§ **PROMPT**:
Using the data below, copy every line that contains the word "text".

§ **Stored data**:
·····

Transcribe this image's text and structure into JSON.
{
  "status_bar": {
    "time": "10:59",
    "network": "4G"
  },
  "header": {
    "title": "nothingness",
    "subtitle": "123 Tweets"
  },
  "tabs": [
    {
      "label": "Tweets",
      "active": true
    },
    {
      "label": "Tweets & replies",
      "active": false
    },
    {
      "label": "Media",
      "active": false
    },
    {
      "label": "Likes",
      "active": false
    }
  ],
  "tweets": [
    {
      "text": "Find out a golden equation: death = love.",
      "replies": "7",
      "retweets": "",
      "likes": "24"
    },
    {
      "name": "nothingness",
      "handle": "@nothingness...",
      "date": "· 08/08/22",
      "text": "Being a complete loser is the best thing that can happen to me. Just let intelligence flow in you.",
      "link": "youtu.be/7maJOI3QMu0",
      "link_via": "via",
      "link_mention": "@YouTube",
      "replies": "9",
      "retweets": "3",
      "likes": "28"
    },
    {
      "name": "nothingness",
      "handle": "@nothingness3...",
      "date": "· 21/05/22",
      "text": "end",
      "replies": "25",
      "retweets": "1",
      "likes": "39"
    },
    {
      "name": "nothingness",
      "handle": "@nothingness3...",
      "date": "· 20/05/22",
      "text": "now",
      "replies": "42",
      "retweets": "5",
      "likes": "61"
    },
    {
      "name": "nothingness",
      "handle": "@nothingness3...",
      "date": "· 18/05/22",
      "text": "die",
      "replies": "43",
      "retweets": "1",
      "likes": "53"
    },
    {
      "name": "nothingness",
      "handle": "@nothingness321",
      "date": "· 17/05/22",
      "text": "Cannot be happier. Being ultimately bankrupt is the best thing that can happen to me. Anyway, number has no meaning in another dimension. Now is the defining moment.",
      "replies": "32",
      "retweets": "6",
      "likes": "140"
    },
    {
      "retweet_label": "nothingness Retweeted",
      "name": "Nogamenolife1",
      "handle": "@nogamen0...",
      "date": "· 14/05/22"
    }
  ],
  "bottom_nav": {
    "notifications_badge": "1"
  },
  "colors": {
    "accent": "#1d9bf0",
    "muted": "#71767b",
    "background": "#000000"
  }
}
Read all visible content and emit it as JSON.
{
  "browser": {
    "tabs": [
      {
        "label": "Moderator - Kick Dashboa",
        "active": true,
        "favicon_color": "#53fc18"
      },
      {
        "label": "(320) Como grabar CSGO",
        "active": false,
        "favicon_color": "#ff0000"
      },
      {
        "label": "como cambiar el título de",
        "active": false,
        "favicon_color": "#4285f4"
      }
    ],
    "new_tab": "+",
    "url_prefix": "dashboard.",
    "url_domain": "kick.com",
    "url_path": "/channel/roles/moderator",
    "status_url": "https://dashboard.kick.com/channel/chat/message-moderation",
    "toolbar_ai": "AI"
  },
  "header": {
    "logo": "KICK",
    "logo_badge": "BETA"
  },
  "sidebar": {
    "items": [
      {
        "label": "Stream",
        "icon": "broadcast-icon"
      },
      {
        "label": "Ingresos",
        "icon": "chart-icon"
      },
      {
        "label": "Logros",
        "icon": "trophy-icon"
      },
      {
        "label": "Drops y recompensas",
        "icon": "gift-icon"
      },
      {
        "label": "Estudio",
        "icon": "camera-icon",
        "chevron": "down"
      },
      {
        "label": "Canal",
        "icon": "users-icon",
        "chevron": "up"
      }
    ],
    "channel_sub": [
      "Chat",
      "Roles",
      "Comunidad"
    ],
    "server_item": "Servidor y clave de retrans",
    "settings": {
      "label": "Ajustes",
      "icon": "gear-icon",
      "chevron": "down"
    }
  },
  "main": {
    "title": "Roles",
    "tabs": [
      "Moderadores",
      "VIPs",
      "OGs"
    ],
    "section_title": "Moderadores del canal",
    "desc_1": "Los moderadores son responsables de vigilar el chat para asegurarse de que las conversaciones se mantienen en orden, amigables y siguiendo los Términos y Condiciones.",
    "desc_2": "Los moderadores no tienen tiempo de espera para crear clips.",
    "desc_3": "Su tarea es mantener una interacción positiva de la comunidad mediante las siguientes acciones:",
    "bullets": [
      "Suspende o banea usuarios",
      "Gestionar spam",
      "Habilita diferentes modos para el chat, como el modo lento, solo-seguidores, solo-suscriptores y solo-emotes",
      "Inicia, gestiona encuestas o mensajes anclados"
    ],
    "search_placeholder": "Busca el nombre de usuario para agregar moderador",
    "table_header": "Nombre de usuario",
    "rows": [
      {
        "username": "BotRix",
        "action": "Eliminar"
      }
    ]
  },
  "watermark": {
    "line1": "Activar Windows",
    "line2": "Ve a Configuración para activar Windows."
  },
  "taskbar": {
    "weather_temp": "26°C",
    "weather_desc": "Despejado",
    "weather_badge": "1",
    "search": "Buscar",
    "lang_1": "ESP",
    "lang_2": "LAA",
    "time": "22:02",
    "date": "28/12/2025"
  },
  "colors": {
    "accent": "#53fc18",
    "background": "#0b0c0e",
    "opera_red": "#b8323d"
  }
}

·····

§ **TASK OUTPUT**:
Transcribe this image's text and structure into JSON.
      "text": "Find out a golden equation: death = love.",
      "text": "Being a complete loser is the best thing that can happen to me. Just let intelligence flow in you.",
      "text": "end",
      "text": "now",
      "text": "die",
      "text": "Cannot be happier. Being ultimately bankrupt is the best thing that can happen to me. Anyway, number has no meaning in another dimension. Now is the defining moment.",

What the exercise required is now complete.